(Collected data entries)
-=-=-=-=-

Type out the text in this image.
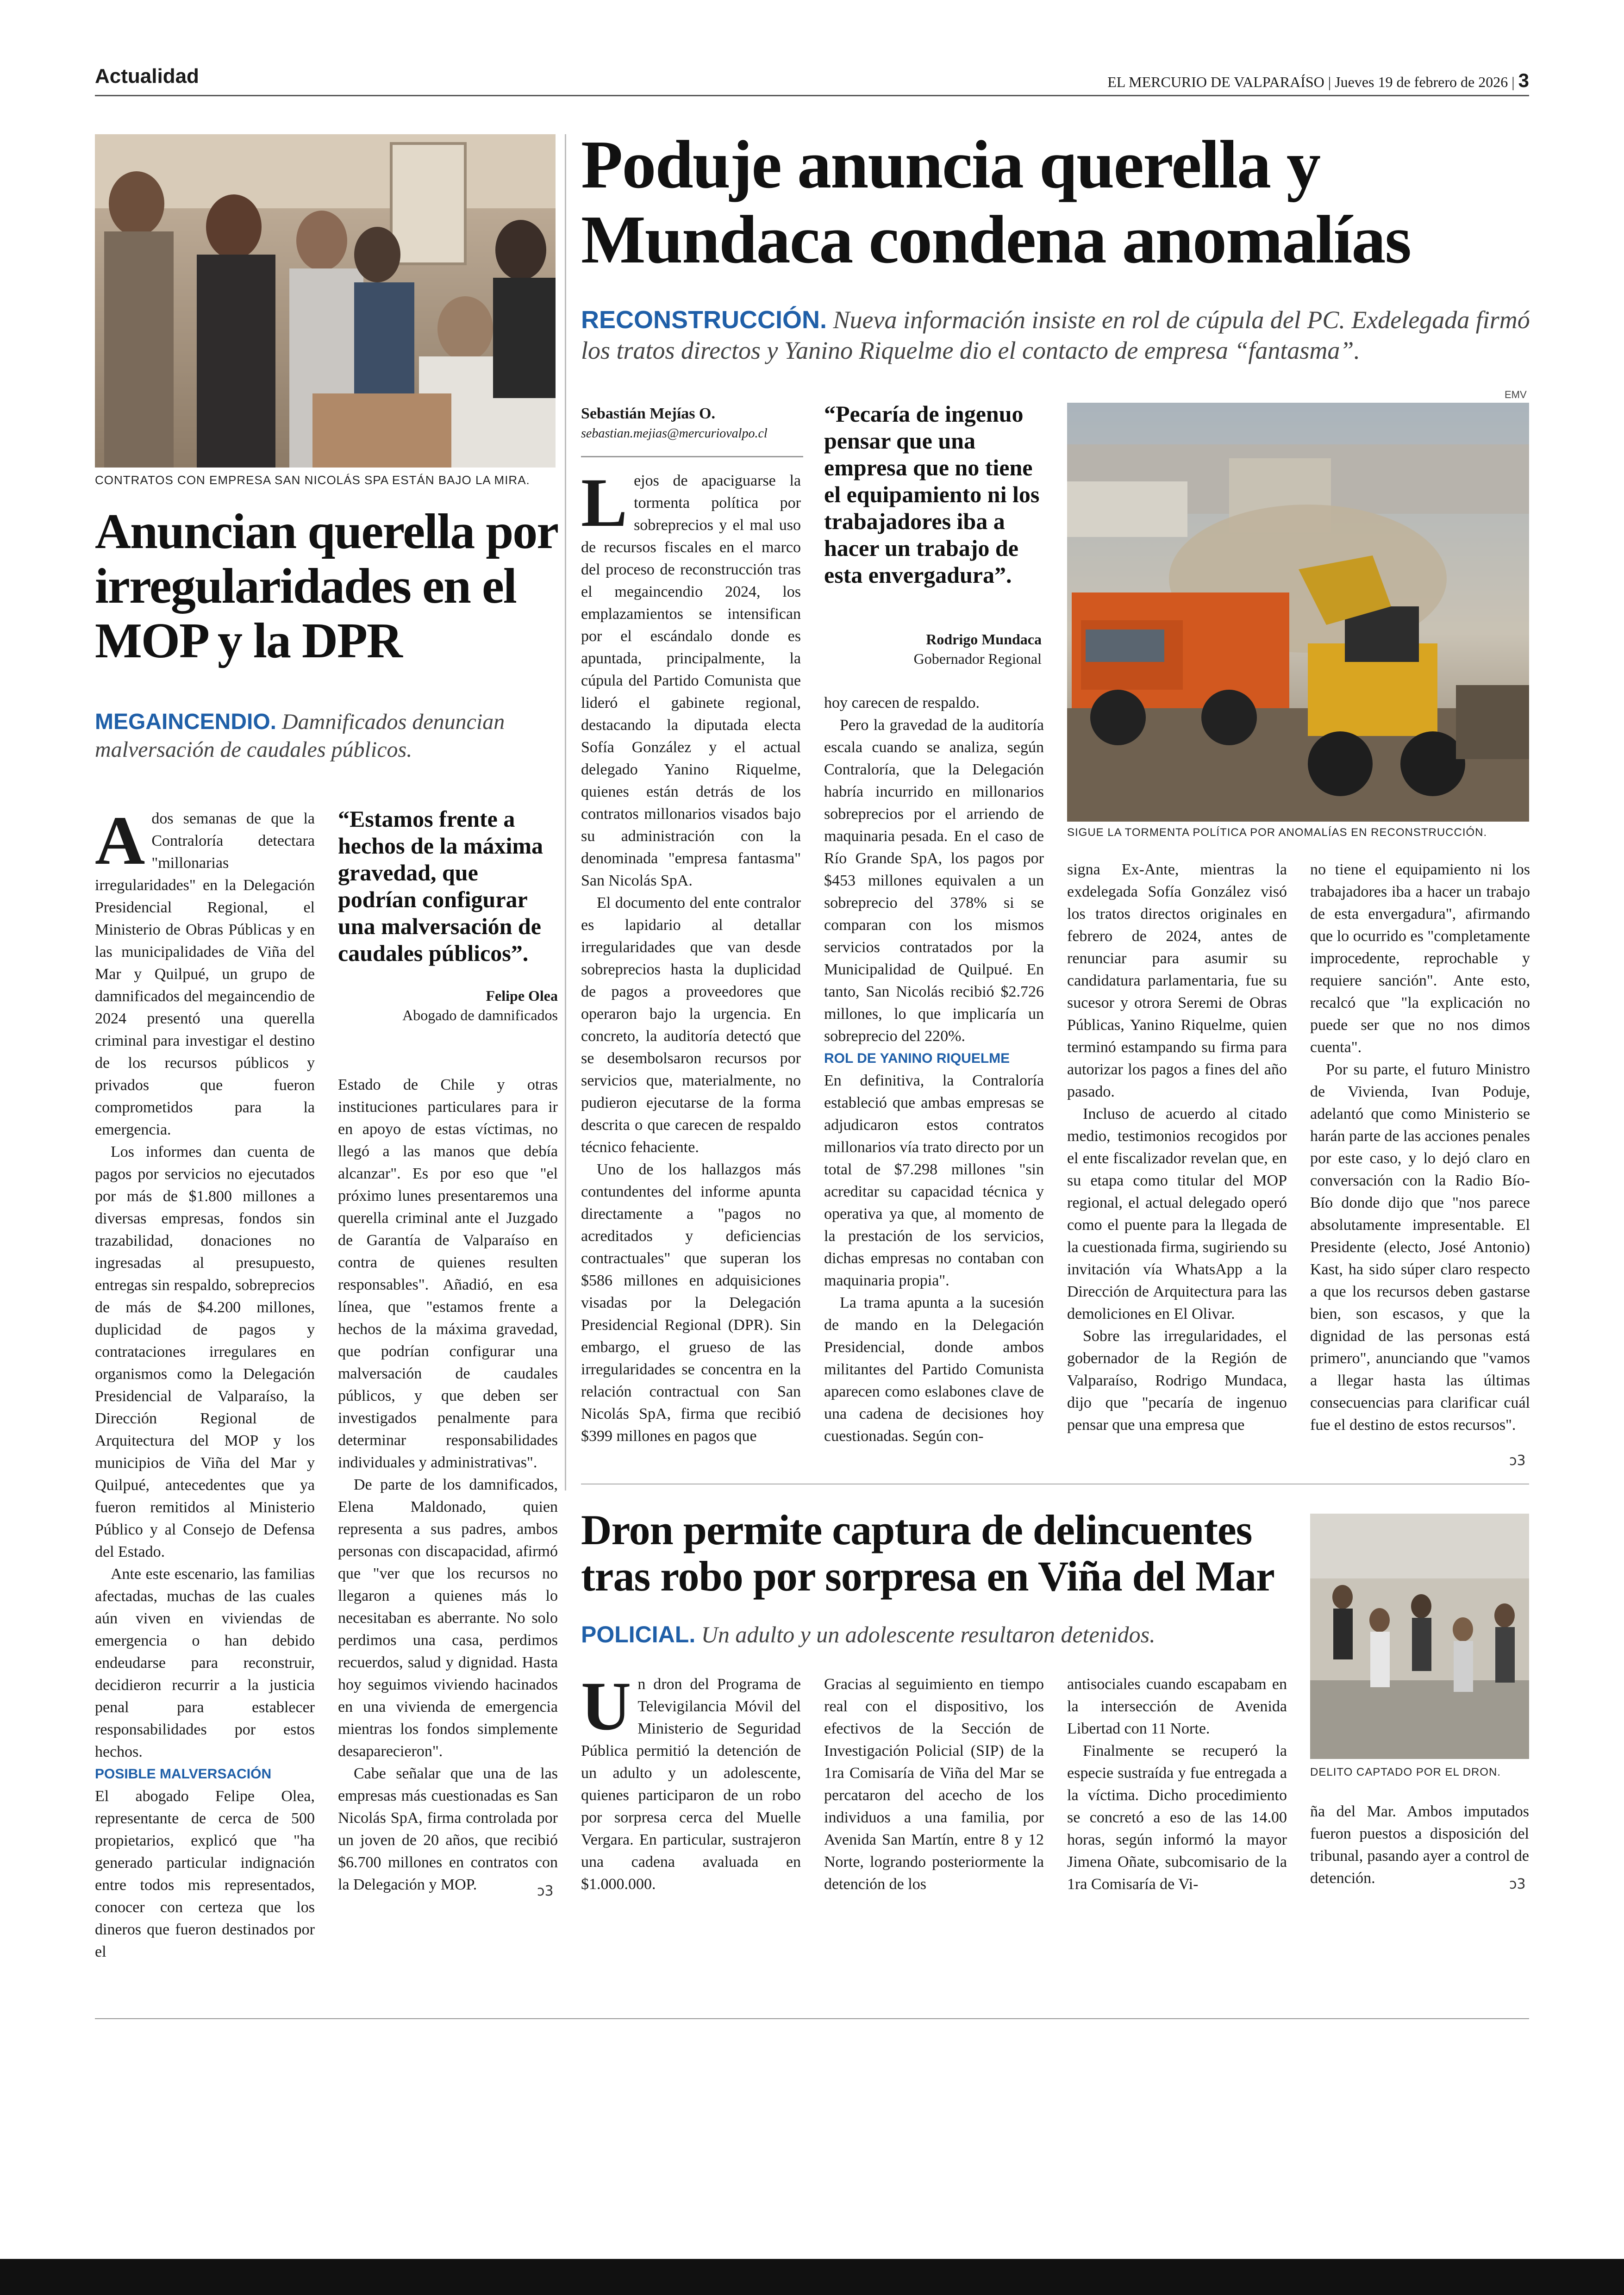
Actualidad	EL MERCURIO DE VALPARAÍSO | Jueves 19 de febrero de 2026 | 3
CONTRATOS CON EMPRESA SAN NICOLÁS SPA ESTÁN BAJO LA MIRA.
Anuncian querella por irregularidades en el MOP y la DPR
MEGAINCENDIO. Damnificados denuncian malversación de caudales públicos.

Ados semanas de que la Contraloría detectara "millonarias irregularidades" en la Delegación Presidencial Regional, el Ministerio de Obras Públicas y en las municipalidades de Viña del Mar y Quilpué, un grupo de damnificados del megaincendio de 2024 presentó una querella criminal para investigar el destino de los recursos públicos y privados que fueron comprometidos para la emergencia.

Los informes dan cuenta de pagos por servicios no ejecutados por más de $1.800 millones a diversas empresas, fondos sin trazabilidad, donaciones no ingresadas al presupuesto, entregas sin respaldo, sobreprecios de más de $4.200 millones, duplicidad de pagos y contrataciones irregulares en organismos como la Delegación Presidencial de Valparaíso, la Dirección Regional de Arquitectura del MOP y los municipios de Viña del Mar y Quilpué, antecedentes que ya fueron remitidos al Ministerio Público y al Consejo de Defensa del Estado.

Ante este escenario, las familias afectadas, muchas de las cuales aún viven en viviendas de emergencia o han debido endeudarse para reconstruir, decidieron recurrir a la justicia penal para establecer responsabilidades por estos hechos.

POSIBLE MALVERSACIÓN

El abogado Felipe Olea, representante de cerca de 500 propietarios, explicó que "ha generado particular indignación entre todos mis representados, conocer con certeza que los dineros que fueron destinados por el

“Estamos frente a hechos de la máxima gravedad, que podrían configurar una malversación de caudales públicos”.
Felipe Olea
Abogado de damnificados

Estado de Chile y otras instituciones particulares para ir en apoyo de estas víctimas, no llegó a las manos que debía alcanzar". Es por eso que "el próximo lunes presentaremos una querella criminal ante el Juzgado de Garantía de Valparaíso en contra de quienes resulten responsables". Añadió, en esa línea, que "estamos frente a hechos de la máxima gravedad, que podrían configurar una malversación de caudales públicos, y que deben ser investigados penalmente para determinar responsabilidades individuales y administrativas".

De parte de los damnificados, Elena Maldonado, quien representa a sus padres, ambos personas con discapacidad, afirmó que "ver que los recursos no llegaron a quienes más lo necesitaban es aberrante. No solo perdimos una casa, perdimos recuerdos, salud y dignidad. Hasta hoy seguimos viviendo hacinados en una vivienda de emergencia mientras los fondos simplemente desaparecieron".

Cabe señalar que una de las empresas más cuestionadas es San Nicolás SpA, firma controlada por un joven de 20 años, que recibió $6.700 millones en contratos con la Delegación y MOP.	ↄ3
Poduje anuncia querella y Mundaca condena anomalías
RECONSTRUCCIÓN. Nueva información insiste en rol de cúpula del PC. Exdelegada firmó los tratos directos y Yanino Riquelme dio el contacto de empresa “fantasma”.
Sebastián Mejías O.
sebastian.mejias@mercuriovalpo.cl

Lejos de apaciguarse la tormenta política por sobreprecios y el mal uso de recursos fiscales en el marco del proceso de reconstrucción tras el megaincendio 2024, los emplazamientos se intensifican por el escándalo donde es apuntada, principalmente, la cúpula del Partido Comunista que lideró el gabinete regional, destacando la diputada electa Sofía González y el actual delegado Yanino Riquelme, quienes están detrás de los contratos millonarios visados bajo su administración con la denominada "empresa fantasma" San Nicolás SpA.

El documento del ente contralor es lapidario al detallar irregularidades que van desde sobreprecios hasta la duplicidad de pagos a proveedores que operaron bajo la urgencia. En concreto, la auditoría detectó que se desembolsaron recursos por servicios que, materialmente, no pudieron ejecutarse de la forma descrita o que carecen de respaldo técnico fehaciente.

Uno de los hallazgos más contundentes del informe apunta directamente a "pagos no acreditados y deficiencias contractuales" que superan los $586 millones en adquisiciones visadas por la Delegación Presidencial Regional (DPR). Sin embargo, el grueso de las irregularidades se concentra en la relación contractual con San Nicolás SpA, firma que recibió $399 millones en pagos que

“Pecaría de ingenuo pensar que una empresa que no tiene el equipamiento ni los trabajadores iba a hacer un trabajo de esta envergadura”.
Rodrigo Mundaca
Gobernador Regional

hoy carecen de respaldo.

Pero la gravedad de la auditoría escala cuando se analiza, según Contraloría, que la Delegación habría incurrido en millonarios sobreprecios por el arriendo de maquinaria pesada. En el caso de Río Grande SpA, los pagos por $453 millones equivalen a un sobreprecio del 378% si se comparan con los mismos servicios contratados por la Municipalidad de Quilpué. En tanto, San Nicolás recibió $2.726 millones, lo que implicaría un sobreprecio del 220%.

ROL DE YANINO RIQUELME

En definitiva, la Contraloría estableció que ambas empresas se adjudicaron estos contratos millonarios vía trato directo por un total de $7.298 millones "sin acreditar su capacidad técnica y operativa ya que, al momento de la prestación de los servicios, dichas empresas no contaban con maquinaria propia".

La trama apunta a la sucesión de mando en la Delegación Presidencial, donde ambos militantes del Partido Comunista aparecen como eslabones clave de una cadena de decisiones hoy cuestionadas. Según con-

EMV
SIGUE LA TORMENTA POLÍTICA POR ANOMALÍAS EN RECONSTRUCCIÓN.

signa Ex-Ante, mientras la exdelegada Sofía González visó los tratos directos originales en febrero de 2024, antes de renunciar para asumir su candidatura parlamentaria, fue su sucesor y otrora Seremi de Obras Públicas, Yanino Riquelme, quien terminó estampando su firma para autorizar los pagos a fines del año pasado.

Incluso de acuerdo al citado medio, testimonios recogidos por el ente fiscalizador revelan que, en su etapa como titular del MOP regional, el actual delegado operó como el puente para la llegada de la cuestionada firma, sugiriendo su invitación vía WhatsApp a la Dirección de Arquitectura para las demoliciones en El Olivar.

Sobre las irregularidades, el gobernador de la Región de Valparaíso, Rodrigo Mundaca, dijo que "pecaría de ingenuo pensar que una empresa que

no tiene el equipamiento ni los trabajadores iba a hacer un trabajo de esta envergadura", afirmando que lo ocurrido es "completamente improcedente, reprochable y requiere sanción". Ante esto, recalcó que "la explicación no puede ser que no nos dimos cuenta".

Por su parte, el futuro Ministro de Vivienda, Ivan Poduje, adelantó que como Ministerio se harán parte de las acciones penales por este caso, y lo dejó claro en conversación con la Radio Bío-Bío donde dijo que "nos parece absolutamente impresentable. El Presidente (electo, José Antonio) Kast, ha sido súper claro respecto a que los recursos deben gastarse bien, son escasos, y que la dignidad de las personas está primero", anunciando que "vamos a llegar hasta las últimas consecuencias para clarificar cuál fue el destino de estos recursos".

ↄ3
Dron permite captura de delincuentes tras robo por sorpresa en Viña del Mar
POLICIAL. Un adulto y un adolescente resultaron detenidos.

Un dron del Programa de Televigilancia Móvil del Ministerio de Seguridad Pública permitió la detención de un adulto y un adolescente, quienes participaron de un robo por sorpresa cerca del Muelle Vergara. En particular, sustrajeron una cadena avaluada en $1.000.000.

Gracias al seguimiento en tiempo real con el dispositivo, los efectivos de la Sección de Investigación Policial (SIP) de la 1ra Comisaría de Viña del Mar se percataron del acecho de los individuos a una familia, por Avenida San Martín, entre 8 y 12 Norte, logrando posteriormente la detención de los

antisociales cuando escapabam en la intersección de Avenida Libertad con 11 Norte.

Finalmente se recuperó la especie sustraída y fue entregada a la víctima. Dicho procedimiento se concretó a eso de las 14.00 horas, según informó la mayor Jimena Oñate, subcomisario de la 1ra Comisaría de Vi-

DELITO CAPTADO POR EL DRON.

ña del Mar. Ambos imputados fueron puestos a disposición del tribunal, pasando ayer a control de detención.	ↄ3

-=-=-=-=-

» **TASK GOAL**
Can you restate all the records above word for word while dropping the pictures?

» **ANSWER FOR THIS EXERCISE**
Type out the text in this image.
Actualidad	EL MERCURIO DE VALPARAÍSO | Jueves 19 de febrero de 2026 | 3
CONTRATOS CON EMPRESA SAN NICOLÁS SPA ESTÁN BAJO LA MIRA.
Anuncian querella por irregularidades en el MOP y la DPR
MEGAINCENDIO. Damnificados denuncian malversación de caudales públicos.

Ados semanas de que la Contraloría detectara "millonarias irregularidades" en la Delegación Presidencial Regional, el Ministerio de Obras Públicas y en las municipalidades de Viña del Mar y Quilpué, un grupo de damnificados del megaincendio de 2024 presentó una querella criminal para investigar el destino de los recursos públicos y privados que fueron comprometidos para la emergencia.

Los informes dan cuenta de pagos por servicios no ejecutados por más de $1.800 millones a diversas empresas, fondos sin trazabilidad, donaciones no ingresadas al presupuesto, entregas sin respaldo, sobreprecios de más de $4.200 millones, duplicidad de pagos y contrataciones irregulares en organismos como la Delegación Presidencial de Valparaíso, la Dirección Regional de Arquitectura del MOP y los municipios de Viña del Mar y Quilpué, antecedentes que ya fueron remitidos al Ministerio Público y al Consejo de Defensa del Estado.

Ante este escenario, las familias afectadas, muchas de las cuales aún viven en viviendas de emergencia o han debido endeudarse para reconstruir, decidieron recurrir a la justicia penal para establecer responsabilidades por estos hechos.

POSIBLE MALVERSACIÓN

El abogado Felipe Olea, representante de cerca de 500 propietarios, explicó que "ha generado particular indignación entre todos mis representados, conocer con certeza que los dineros que fueron destinados por el

“Estamos frente a hechos de la máxima gravedad, que podrían configurar una malversación de caudales públicos”.
Felipe Olea
Abogado de damnificados

Estado de Chile y otras instituciones particulares para ir en apoyo de estas víctimas, no llegó a las manos que debía alcanzar". Es por eso que "el próximo lunes presentaremos una querella criminal ante el Juzgado de Garantía de Valparaíso en contra de quienes resulten responsables". Añadió, en esa línea, que "estamos frente a hechos de la máxima gravedad, que podrían configurar una malversación de caudales públicos, y que deben ser investigados penalmente para determinar responsabilidades individuales y administrativas".

De parte de los damnificados, Elena Maldonado, quien representa a sus padres, ambos personas con discapacidad, afirmó que "ver que los recursos no llegaron a quienes más lo necesitaban es aberrante. No solo perdimos una casa, perdimos recuerdos, salud y dignidad. Hasta hoy seguimos viviendo hacinados en una vivienda de emergencia mientras los fondos simplemente desaparecieron".

Cabe señalar que una de las empresas más cuestionadas es San Nicolás SpA, firma controlada por un joven de 20 años, que recibió $6.700 millones en contratos con la Delegación y MOP.	ↄ3
Poduje anuncia querella y Mundaca condena anomalías
RECONSTRUCCIÓN. Nueva información insiste en rol de cúpula del PC. Exdelegada firmó los tratos directos y Yanino Riquelme dio el contacto de empresa “fantasma”.
Sebastián Mejías O.
sebastian.mejias@mercuriovalpo.cl

Lejos de apaciguarse la tormenta política por sobreprecios y el mal uso de recursos fiscales en el marco del proceso de reconstrucción tras el megaincendio 2024, los emplazamientos se intensifican por el escándalo donde es apuntada, principalmente, la cúpula del Partido Comunista que lideró el gabinete regional, destacando la diputada electa Sofía González y el actual delegado Yanino Riquelme, quienes están detrás de los contratos millonarios visados bajo su administración con la denominada "empresa fantasma" San Nicolás SpA.

El documento del ente contralor es lapidario al detallar irregularidades que van desde sobreprecios hasta la duplicidad de pagos a proveedores que operaron bajo la urgencia. En concreto, la auditoría detectó que se desembolsaron recursos por servicios que, materialmente, no pudieron ejecutarse de la forma descrita o que carecen de respaldo técnico fehaciente.

Uno de los hallazgos más contundentes del informe apunta directamente a "pagos no acreditados y deficiencias contractuales" que superan los $586 millones en adquisiciones visadas por la Delegación Presidencial Regional (DPR). Sin embargo, el grueso de las irregularidades se concentra en la relación contractual con San Nicolás SpA, firma que recibió $399 millones en pagos que

“Pecaría de ingenuo pensar que una empresa que no tiene el equipamiento ni los trabajadores iba a hacer un trabajo de esta envergadura”.
Rodrigo Mundaca
Gobernador Regional

hoy carecen de respaldo.

Pero la gravedad de la auditoría escala cuando se analiza, según Contraloría, que la Delegación habría incurrido en millonarios sobreprecios por el arriendo de maquinaria pesada. En el caso de Río Grande SpA, los pagos por $453 millones equivalen a un sobreprecio del 378% si se comparan con los mismos servicios contratados por la Municipalidad de Quilpué. En tanto, San Nicolás recibió $2.726 millones, lo que implicaría un sobreprecio del 220%.

ROL DE YANINO RIQUELME

En definitiva, la Contraloría estableció que ambas empresas se adjudicaron estos contratos millonarios vía trato directo por un total de $7.298 millones "sin acreditar su capacidad técnica y operativa ya que, al momento de la prestación de los servicios, dichas empresas no contaban con maquinaria propia".

La trama apunta a la sucesión de mando en la Delegación Presidencial, donde ambos militantes del Partido Comunista aparecen como eslabones clave de una cadena de decisiones hoy cuestionadas. Según con-

EMV
SIGUE LA TORMENTA POLÍTICA POR ANOMALÍAS EN RECONSTRUCCIÓN.

signa Ex-Ante, mientras la exdelegada Sofía González visó los tratos directos originales en febrero de 2024, antes de renunciar para asumir su candidatura parlamentaria, fue su sucesor y otrora Seremi de Obras Públicas, Yanino Riquelme, quien terminó estampando su firma para autorizar los pagos a fines del año pasado.

Incluso de acuerdo al citado medio, testimonios recogidos por el ente fiscalizador revelan que, en su etapa como titular del MOP regional, el actual delegado operó como el puente para la llegada de la cuestionada firma, sugiriendo su invitación vía WhatsApp a la Dirección de Arquitectura para las demoliciones en El Olivar.

Sobre las irregularidades, el gobernador de la Región de Valparaíso, Rodrigo Mundaca, dijo que "pecaría de ingenuo pensar que una empresa que

no tiene el equipamiento ni los trabajadores iba a hacer un trabajo de esta envergadura", afirmando que lo ocurrido es "completamente improcedente, reprochable y requiere sanción". Ante esto, recalcó que "la explicación no puede ser que no nos dimos cuenta".

Por su parte, el futuro Ministro de Vivienda, Ivan Poduje, adelantó que como Ministerio se harán parte de las acciones penales por este caso, y lo dejó claro en conversación con la Radio Bío-Bío donde dijo que "nos parece absolutamente impresentable. El Presidente (electo, José Antonio) Kast, ha sido súper claro respecto a que los recursos deben gastarse bien, son escasos, y que la dignidad de las personas está primero", anunciando que "vamos a llegar hasta las últimas consecuencias para clarificar cuál fue el destino de estos recursos".

ↄ3
Dron permite captura de delincuentes tras robo por sorpresa en Viña del Mar
POLICIAL. Un adulto y un adolescente resultaron detenidos.

Un dron del Programa de Televigilancia Móvil del Ministerio de Seguridad Pública permitió la detención de un adulto y un adolescente, quienes participaron de un robo por sorpresa cerca del Muelle Vergara. En particular, sustrajeron una cadena avaluada en $1.000.000.

Gracias al seguimiento en tiempo real con el dispositivo, los efectivos de la Sección de Investigación Policial (SIP) de la 1ra Comisaría de Viña del Mar se percataron del acecho de los individuos a una familia, por Avenida San Martín, entre 8 y 12 Norte, logrando posteriormente la detención de los

antisociales cuando escapabam en la intersección de Avenida Libertad con 11 Norte.

Finalmente se recuperó la especie sustraída y fue entregada a la víctima. Dicho procedimiento se concretó a eso de las 14.00 horas, según informó la mayor Jimena Oñate, subcomisario de la 1ra Comisaría de Vi-

DELITO CAPTADO POR EL DRON.

ña del Mar. Ambos imputados fueron puestos a disposición del tribunal, pasando ayer a control de detención.	ↄ3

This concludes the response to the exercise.